[Data items]
- - -

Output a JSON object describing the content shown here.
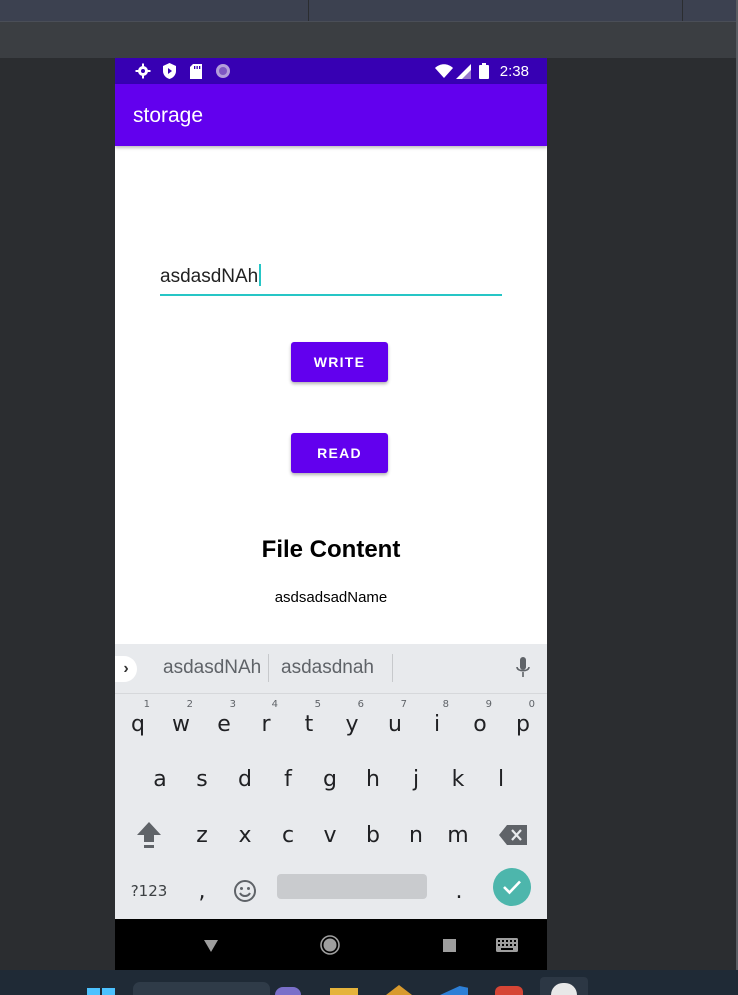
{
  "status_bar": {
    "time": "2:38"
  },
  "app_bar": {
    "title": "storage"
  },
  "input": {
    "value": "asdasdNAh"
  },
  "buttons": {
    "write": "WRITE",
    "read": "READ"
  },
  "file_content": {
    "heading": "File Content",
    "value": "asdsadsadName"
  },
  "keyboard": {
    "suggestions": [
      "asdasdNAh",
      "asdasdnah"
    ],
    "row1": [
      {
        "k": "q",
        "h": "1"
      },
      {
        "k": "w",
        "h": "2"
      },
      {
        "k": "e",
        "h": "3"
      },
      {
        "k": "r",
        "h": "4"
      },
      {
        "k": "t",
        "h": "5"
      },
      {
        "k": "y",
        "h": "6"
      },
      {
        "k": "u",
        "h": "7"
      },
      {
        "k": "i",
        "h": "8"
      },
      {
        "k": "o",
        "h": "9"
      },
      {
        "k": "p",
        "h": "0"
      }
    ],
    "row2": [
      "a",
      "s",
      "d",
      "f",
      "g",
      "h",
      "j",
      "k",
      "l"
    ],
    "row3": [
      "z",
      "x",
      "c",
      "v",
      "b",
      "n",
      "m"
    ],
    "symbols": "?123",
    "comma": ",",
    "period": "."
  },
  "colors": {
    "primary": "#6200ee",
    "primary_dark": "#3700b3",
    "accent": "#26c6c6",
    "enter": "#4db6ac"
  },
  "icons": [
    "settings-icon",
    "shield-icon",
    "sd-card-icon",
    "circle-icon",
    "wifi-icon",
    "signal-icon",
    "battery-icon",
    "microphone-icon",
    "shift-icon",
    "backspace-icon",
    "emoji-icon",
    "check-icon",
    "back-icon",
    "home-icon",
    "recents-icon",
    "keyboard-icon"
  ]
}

- - -

• What the task requires
State the number of lines above that hold the string "value", with nothing added.

• Solution to the problem
2